**Task goal**
Set the data down again, exactly as it reads, but without the pictures.

━━━ Records for the task

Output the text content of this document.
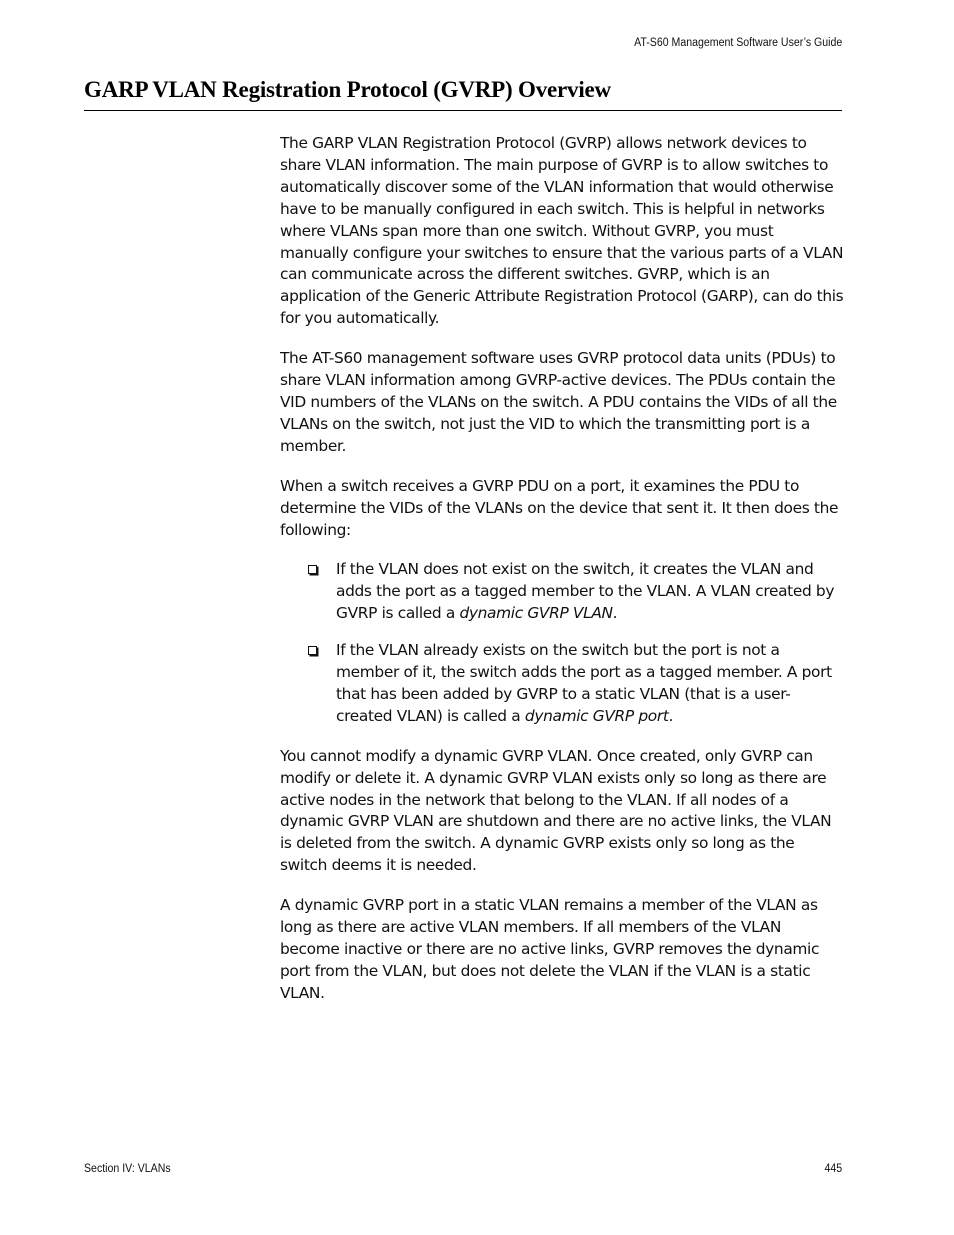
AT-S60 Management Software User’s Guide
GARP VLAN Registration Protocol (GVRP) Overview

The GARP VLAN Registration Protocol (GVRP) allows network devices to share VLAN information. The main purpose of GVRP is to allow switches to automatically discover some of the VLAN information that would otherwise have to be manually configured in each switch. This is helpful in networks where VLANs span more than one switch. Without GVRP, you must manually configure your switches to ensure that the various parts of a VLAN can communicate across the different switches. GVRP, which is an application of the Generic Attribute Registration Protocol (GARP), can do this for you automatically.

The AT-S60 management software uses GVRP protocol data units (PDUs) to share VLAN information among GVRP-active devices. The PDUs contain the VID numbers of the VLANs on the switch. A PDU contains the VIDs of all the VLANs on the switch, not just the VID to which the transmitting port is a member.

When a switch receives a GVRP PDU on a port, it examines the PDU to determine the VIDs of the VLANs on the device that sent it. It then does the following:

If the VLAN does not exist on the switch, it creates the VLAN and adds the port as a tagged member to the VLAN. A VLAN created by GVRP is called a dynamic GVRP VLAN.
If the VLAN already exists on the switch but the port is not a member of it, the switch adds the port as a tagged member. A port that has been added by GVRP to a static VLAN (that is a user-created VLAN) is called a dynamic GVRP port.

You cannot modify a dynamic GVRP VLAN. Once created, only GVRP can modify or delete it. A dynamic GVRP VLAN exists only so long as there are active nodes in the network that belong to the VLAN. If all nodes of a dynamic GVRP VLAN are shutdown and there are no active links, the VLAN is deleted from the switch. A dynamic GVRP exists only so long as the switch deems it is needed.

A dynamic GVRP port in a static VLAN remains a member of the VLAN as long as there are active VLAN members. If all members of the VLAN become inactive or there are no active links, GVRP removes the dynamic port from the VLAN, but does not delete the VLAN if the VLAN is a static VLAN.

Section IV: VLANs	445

━━━━━━

**The result**
Output the text content of this document.
AT-S60 Management Software User’s Guide
GARP VLAN Registration Protocol (GVRP) Overview

The GARP VLAN Registration Protocol (GVRP) allows network devices to share VLAN information. The main purpose of GVRP is to allow switches to automatically discover some of the VLAN information that would otherwise have to be manually configured in each switch. This is helpful in networks where VLANs span more than one switch. Without GVRP, you must manually configure your switches to ensure that the various parts of a VLAN can communicate across the different switches. GVRP, which is an application of the Generic Attribute Registration Protocol (GARP), can do this for you automatically.

The AT-S60 management software uses GVRP protocol data units (PDUs) to share VLAN information among GVRP-active devices. The PDUs contain the VID numbers of the VLANs on the switch. A PDU contains the VIDs of all the VLANs on the switch, not just the VID to which the transmitting port is a member.

When a switch receives a GVRP PDU on a port, it examines the PDU to determine the VIDs of the VLANs on the device that sent it. It then does the following:

If the VLAN does not exist on the switch, it creates the VLAN and adds the port as a tagged member to the VLAN. A VLAN created by GVRP is called a dynamic GVRP VLAN.
If the VLAN already exists on the switch but the port is not a member of it, the switch adds the port as a tagged member. A port that has been added by GVRP to a static VLAN (that is a user-created VLAN) is called a dynamic GVRP port.

You cannot modify a dynamic GVRP VLAN. Once created, only GVRP can modify or delete it. A dynamic GVRP VLAN exists only so long as there are active nodes in the network that belong to the VLAN. If all nodes of a dynamic GVRP VLAN are shutdown and there are no active links, the VLAN is deleted from the switch. A dynamic GVRP exists only so long as the switch deems it is needed.

A dynamic GVRP port in a static VLAN remains a member of the VLAN as long as there are active VLAN members. If all members of the VLAN become inactive or there are no active links, GVRP removes the dynamic port from the VLAN, but does not delete the VLAN if the VLAN is a static VLAN.

Section IV: VLANs	445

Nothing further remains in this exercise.